▸ Given text
▽

The effect of CO32− substitution on HA crystallinity as reported previously(5, 9, 34) also is evident from the 2D IR data shown in Fig. 3. The 2D IR synchronous plots show a strong negative correlation between the 1030-cm−1 component of the PO43− v1,v3 contour and both components of the CO32− v3 mode. In the current instance the correlation is strengthened by the X-ray diffraction data from the synthetic apatites (Fig. 4). These results are in accord with our previous investigations that show the 1030-cm−1 component to be enhanced as the HA crystallinity/perfection is increased. Increased levels of carbonate thus are indicative of an HA phase with reduced crystallinity/perfection.
The determination of CO32− in homogenized bone by IR is well documented. Some 35-40 years ago, Emerson and Fischer(35) and Baxter et al.(36) observed a doubling of the v3 mode. They attributed the additional spectral feature near 1450 cm−1 to symmetry lowering of the ion in the tissue. The use of the low-frequency component of v3 to determine CO32− in apatites was shown by Featherstone et al.(37) They determined that the absorbance ratio of this feature to the phosphate v4 band at 575 cm−1 allows an estimate of carbonate levels to better than ±10% in the biologically relevant range of 1-12 wt%. The phosphate v4 band is precluded from the current study because of detector limitations but the v1,v3 mode used instead offers the advantage of being the strongest band in the IR spectra of mineralized tissues.
An important issue in the current experiments is the substitution pattern of CO32−. Rey et al.(7, 22, 23) have made a thorough study of the effect of the substitution type on the CO32− v3 spectral region. Pure type A CO32− in synthetic samples exhibited a well-defined doublet in synthetic samples with components at 1463 cm−1 and 1435 cm−1, a pattern not observed in the current bone samples. It is therefore concluded that there is no significant type A substitution in our samples. Type B CO32− also presents a well-defined doublet in synthetic samples with components observed by Rey et al.(7) at 1456 and 1422 cm−1 with a peak height ratio (calculated from Fig. 3B of Rey et al.(7)) of 1.21. In our synthetic samples, we have observed the same doublet with a linear decrease in the component intensity ratio from 1.27 to 1.15 as the CO32− level increased from 0 to 10%. The variation in the ratio may be related to a differential broadening in the widths of the two components as the CO32− level increases. It is evident from a comparison of Rey's data(23) with ours that the current bone samples exhibit negligible interference from type A substitution.
Extensions of the current experiment appear feasible. For example, with appropriate control samples, it should be possible to image spatial variations in both A- and B-type CO32− in dental enamel. In addition, the variation of CO32− between normal and abnormal states can be determined in a straightforward fashion. In addition, relationships between the spatial distribution of CO32− and cellular activity will be accessible.
This work was supported by a Public Health Service Grant (AR 41325) to A.L.B. and R.M. IR images were collected in the IR imaging core at the Hospital for Special Surgery, supported by AR 46121.

△

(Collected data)
▽

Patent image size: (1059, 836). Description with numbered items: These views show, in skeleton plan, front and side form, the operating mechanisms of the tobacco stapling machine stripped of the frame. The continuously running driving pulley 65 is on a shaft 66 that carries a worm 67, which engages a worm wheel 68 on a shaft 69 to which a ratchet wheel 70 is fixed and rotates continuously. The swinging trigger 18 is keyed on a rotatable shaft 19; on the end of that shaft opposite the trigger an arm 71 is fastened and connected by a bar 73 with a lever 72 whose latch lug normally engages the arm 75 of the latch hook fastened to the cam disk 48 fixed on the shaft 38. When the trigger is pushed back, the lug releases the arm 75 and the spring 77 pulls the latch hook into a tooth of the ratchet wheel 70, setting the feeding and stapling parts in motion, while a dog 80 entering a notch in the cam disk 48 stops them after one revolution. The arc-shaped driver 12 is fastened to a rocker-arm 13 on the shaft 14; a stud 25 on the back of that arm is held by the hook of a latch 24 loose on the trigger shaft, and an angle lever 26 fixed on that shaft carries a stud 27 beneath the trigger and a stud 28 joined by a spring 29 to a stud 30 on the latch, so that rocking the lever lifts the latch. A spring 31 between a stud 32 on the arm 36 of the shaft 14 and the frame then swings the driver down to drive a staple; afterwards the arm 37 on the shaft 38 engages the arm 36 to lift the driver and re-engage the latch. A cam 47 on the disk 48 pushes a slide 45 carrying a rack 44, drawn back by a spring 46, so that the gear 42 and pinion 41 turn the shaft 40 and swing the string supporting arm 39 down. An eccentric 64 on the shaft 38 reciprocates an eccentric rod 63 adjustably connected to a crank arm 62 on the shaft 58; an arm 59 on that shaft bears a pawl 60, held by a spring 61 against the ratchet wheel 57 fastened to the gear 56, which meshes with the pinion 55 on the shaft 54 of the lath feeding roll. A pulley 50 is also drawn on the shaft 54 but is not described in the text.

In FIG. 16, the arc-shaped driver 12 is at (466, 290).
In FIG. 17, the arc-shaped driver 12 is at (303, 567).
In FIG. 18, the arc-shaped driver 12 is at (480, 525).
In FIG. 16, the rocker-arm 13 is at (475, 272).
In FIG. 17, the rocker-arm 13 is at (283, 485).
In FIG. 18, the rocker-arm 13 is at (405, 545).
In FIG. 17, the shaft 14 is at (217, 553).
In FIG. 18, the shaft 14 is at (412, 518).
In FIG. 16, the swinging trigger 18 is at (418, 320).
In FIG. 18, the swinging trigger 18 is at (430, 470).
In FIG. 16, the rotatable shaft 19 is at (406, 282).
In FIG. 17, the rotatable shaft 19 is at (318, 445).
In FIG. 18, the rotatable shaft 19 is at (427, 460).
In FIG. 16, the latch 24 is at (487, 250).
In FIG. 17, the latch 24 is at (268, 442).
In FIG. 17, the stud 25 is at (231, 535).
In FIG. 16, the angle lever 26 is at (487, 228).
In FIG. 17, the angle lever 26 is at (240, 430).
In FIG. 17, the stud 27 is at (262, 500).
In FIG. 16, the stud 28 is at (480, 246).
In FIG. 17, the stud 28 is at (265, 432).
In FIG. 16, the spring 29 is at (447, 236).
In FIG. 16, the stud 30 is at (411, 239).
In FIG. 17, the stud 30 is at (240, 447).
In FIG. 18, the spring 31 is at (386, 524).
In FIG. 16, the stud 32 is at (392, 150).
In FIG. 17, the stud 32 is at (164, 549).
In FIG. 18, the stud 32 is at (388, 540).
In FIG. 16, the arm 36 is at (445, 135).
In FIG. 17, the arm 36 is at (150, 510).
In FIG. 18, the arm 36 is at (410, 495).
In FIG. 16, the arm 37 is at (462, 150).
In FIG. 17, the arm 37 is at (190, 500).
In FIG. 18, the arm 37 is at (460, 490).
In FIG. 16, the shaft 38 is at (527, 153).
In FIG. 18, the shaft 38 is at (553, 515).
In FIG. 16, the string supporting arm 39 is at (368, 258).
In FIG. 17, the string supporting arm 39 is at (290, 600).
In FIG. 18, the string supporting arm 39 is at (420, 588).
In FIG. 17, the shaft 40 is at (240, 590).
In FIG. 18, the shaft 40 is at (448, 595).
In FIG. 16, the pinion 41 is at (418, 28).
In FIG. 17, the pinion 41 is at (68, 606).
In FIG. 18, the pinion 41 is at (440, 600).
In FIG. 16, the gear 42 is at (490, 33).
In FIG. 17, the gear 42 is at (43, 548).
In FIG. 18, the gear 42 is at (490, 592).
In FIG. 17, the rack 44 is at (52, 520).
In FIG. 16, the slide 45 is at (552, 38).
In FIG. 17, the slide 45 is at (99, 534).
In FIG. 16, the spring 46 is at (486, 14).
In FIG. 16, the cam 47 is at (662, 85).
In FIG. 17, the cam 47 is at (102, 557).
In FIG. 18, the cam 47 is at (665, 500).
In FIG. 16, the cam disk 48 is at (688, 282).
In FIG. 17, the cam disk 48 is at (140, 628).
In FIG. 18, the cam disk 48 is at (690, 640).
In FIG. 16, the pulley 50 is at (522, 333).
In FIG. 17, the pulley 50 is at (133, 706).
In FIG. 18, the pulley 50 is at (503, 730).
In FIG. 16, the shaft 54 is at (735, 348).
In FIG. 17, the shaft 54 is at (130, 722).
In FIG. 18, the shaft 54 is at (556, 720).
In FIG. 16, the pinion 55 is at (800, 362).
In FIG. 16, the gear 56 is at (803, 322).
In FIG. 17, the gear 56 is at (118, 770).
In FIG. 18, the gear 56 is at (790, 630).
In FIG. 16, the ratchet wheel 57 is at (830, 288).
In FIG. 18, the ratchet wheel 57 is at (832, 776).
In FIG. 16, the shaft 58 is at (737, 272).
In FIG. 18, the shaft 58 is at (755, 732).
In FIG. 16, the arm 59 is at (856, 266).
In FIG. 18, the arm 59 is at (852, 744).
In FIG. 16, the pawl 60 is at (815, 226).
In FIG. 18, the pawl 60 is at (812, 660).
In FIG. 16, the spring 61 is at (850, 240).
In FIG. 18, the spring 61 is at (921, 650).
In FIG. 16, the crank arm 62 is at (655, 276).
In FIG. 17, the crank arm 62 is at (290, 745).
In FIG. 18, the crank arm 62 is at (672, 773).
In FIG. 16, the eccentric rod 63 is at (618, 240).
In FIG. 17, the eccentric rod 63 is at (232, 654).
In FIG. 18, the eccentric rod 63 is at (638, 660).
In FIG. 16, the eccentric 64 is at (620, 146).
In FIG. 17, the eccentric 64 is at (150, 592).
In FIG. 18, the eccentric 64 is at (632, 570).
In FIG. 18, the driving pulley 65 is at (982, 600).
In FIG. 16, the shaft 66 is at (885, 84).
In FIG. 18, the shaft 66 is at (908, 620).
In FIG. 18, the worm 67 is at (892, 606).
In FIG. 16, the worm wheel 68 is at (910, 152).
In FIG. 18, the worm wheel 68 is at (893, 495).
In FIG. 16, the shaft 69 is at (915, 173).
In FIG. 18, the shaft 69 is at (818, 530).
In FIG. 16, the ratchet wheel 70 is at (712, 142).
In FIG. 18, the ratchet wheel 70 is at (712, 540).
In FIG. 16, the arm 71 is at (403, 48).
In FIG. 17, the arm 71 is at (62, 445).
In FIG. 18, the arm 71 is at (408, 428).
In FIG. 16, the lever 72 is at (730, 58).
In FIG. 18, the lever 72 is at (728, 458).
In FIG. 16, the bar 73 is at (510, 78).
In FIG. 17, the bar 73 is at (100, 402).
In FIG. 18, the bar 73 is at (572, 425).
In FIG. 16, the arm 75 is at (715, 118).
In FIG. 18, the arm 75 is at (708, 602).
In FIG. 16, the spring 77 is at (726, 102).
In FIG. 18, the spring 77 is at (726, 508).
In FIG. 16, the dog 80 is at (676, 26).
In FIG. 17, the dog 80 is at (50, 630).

△

▸ Aim of the task
For each statement below, say yes or no to whether it agrees with the carbonate text, and quote the deciding words from the text. (a) In synthetic samples, pure type A CO32− gives a doublet with components at 1463 cm−1 and 1435 cm−1. (b) The current study measured the phosphate v4 band at 575 cm−1. (c) In the synthetic samples, the component intensity ratio rose as the CO32− level increased.

▸ Task response
(a) Yes: "Pure type A CO32− in synthetic samples exhibited a well-defined doublet in synthetic samples with components at 1463 cm−1 and 1435 cm−1"
(b) No: "The phosphate v4 band is precluded from the current study because of detector limitations"
(c) No: "a linear decrease in the component intensity ratio from 1.27 to 1.15 as the CO32− level increased from 0 to 10%"